AUFGABE 1
Fassen Sie den Lesetext in zwei Sätzen zusammen.

Im 8. Kapitel wird von der Theologie und Ethik der Liebe im Corpus Johanneum (Evangelium und Briefe) gesprochen (385–412). „Die Liebe zueinander basiert auf und ist Entsprechung zur Liebe Christi“ (400). „Der Ton lieg in den joh Schriften auf der Liebe in ihrer innergemeindlichen Dimension, in der sie durch ihre christologische Verankerung zu einer sich selbst hingebenden Liebe intensiviert ist“ (407), und zwar vor allem gegenüber den Glaubensgeschwistern. Von Joh 3,16, der universalen Zuwendung Gottes, und der Sendung der Jünger in die Welt ist sie nicht exklusiv zu verstehen.

Die Kapitel 9–12 untersuchen den Hebräer- (413–424), den Jakobus- (425–452) und den 1. Petrusbrief (453–470) sowie die Offenbarung (471–486); darauf kann angesichts des begrenzten Umfangs der Rezension hier nicht eingegangen werden. Im letzten Kapitel bietet Konradt einen Rückblick und ein Resümee: „Pluralität, Komplementarität und Leitperspektiven neutestamentlicher Ethik“ (487–502).

AUFLISTUNG
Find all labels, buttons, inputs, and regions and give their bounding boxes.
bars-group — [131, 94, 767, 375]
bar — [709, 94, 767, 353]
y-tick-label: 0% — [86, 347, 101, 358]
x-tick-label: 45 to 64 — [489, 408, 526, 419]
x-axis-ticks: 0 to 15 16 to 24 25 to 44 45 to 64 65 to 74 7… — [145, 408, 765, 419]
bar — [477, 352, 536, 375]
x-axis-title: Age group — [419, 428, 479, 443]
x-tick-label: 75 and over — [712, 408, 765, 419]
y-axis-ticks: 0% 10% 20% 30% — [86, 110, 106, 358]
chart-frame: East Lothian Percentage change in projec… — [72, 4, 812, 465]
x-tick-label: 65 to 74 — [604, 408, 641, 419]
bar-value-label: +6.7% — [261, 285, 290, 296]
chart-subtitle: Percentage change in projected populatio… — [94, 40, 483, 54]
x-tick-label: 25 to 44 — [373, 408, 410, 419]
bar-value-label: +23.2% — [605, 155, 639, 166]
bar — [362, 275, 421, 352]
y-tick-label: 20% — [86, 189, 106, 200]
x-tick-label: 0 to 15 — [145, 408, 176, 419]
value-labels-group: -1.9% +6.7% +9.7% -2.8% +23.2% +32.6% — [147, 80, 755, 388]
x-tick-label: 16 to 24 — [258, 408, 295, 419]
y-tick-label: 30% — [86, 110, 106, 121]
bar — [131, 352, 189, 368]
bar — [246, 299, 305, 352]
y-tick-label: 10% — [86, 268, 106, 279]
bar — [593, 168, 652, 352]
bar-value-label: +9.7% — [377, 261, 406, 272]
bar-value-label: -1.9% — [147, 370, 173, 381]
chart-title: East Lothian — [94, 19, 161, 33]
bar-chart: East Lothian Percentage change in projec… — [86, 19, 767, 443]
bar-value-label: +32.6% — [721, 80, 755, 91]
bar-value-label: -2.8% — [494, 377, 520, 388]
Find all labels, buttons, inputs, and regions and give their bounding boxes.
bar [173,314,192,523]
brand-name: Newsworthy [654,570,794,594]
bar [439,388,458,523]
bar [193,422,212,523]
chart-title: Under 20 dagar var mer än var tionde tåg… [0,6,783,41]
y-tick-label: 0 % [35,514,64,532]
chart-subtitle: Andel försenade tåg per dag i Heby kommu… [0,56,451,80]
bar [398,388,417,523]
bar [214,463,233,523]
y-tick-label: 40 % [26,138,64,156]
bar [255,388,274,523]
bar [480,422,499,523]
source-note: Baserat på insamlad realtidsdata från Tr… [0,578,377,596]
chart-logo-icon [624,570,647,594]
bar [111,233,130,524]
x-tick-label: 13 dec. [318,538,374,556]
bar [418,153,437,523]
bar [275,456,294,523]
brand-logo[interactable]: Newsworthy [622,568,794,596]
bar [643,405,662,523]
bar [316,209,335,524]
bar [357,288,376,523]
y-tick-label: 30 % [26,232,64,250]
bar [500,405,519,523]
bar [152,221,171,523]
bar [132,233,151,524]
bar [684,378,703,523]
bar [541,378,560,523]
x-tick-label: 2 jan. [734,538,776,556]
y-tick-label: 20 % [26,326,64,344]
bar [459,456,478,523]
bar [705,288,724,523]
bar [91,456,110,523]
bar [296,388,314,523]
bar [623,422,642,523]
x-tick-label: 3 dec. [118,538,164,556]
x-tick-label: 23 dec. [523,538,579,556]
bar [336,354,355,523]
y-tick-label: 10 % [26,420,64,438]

AUFGABE 2
Schreiben Sie die Auflistung vom Anfang bis einschließlich der Zeile mit „chart-title: Under 20“ unverändert ab.

ENDERGEBNIS 1
Das 8. Kapitel behandelt die Theologie und Ethik der Liebe im Corpus Johanneum: Die Liebe zueinander basiert auf der Liebe Christi, und der Ton liegt auf ihrer innergemeindlichen Dimension, vor allem gegenüber den Glaubensgeschwistern, ohne dass sie exklusiv zu verstehen ist. Die Kapitel 9–12 untersuchen den Hebräer-, den Jakobus- und den 1. Petrusbrief sowie die Offenbarung, worauf die Rezension nicht eingeht, und im letzten Kapitel bietet Konradt einen Rückblick und ein Resümee.

ENDERGEBNIS 2
Find all labels, buttons, inputs, and regions and give their bounding boxes.
bars-group — [131, 94, 767, 375]
bar — [709, 94, 767, 353]
y-tick-label: 0% — [86, 347, 101, 358]
x-tick-label: 45 to 64 — [489, 408, 526, 419]
x-axis-ticks: 0 to 15 16 to 24 25 to 44 45 to 64 65 to 74 7… — [145, 408, 765, 419]
bar — [477, 352, 536, 375]
x-axis-title: Age group — [419, 428, 479, 443]
x-tick-label: 75 and over — [712, 408, 765, 419]
y-axis-ticks: 0% 10% 20% 30% — [86, 110, 106, 358]
chart-frame: East Lothian Percentage change in projec… — [72, 4, 812, 465]
x-tick-label: 65 to 74 — [604, 408, 641, 419]
bar-value-label: +6.7% — [261, 285, 290, 296]
chart-subtitle: Percentage change in projected populatio… — [94, 40, 483, 54]
x-tick-label: 25 to 44 — [373, 408, 410, 419]
bar-value-label: +23.2% — [605, 155, 639, 166]
bar — [362, 275, 421, 352]
y-tick-label: 20% — [86, 189, 106, 200]
x-tick-label: 0 to 15 — [145, 408, 176, 419]
value-labels-group: -1.9% +6.7% +9.7% -2.8% +23.2% +32.6% — [147, 80, 755, 388]
x-tick-label: 16 to 24 — [258, 408, 295, 419]
y-tick-label: 30% — [86, 110, 106, 121]
bar — [131, 352, 189, 368]
bar — [246, 299, 305, 352]
y-tick-label: 10% — [86, 268, 106, 279]
bar — [593, 168, 652, 352]
bar-value-label: +9.7% — [377, 261, 406, 272]
bar-value-label: -1.9% — [147, 370, 173, 381]
chart-title: East Lothian — [94, 19, 161, 33]
bar-chart: East Lothian Percentage change in projec… — [86, 19, 767, 443]
bar-value-label: +32.6% — [721, 80, 755, 91]
bar-value-label: -2.8% — [494, 377, 520, 388]
Find all labels, buttons, inputs, and regions and give their bounding boxes.
bar [173,314,192,523]
brand-name: Newsworthy [654,570,794,594]
bar [439,388,458,523]
bar [193,422,212,523]
chart-title: Under 20 dagar var mer än var tionde tåg… [0,6,783,41]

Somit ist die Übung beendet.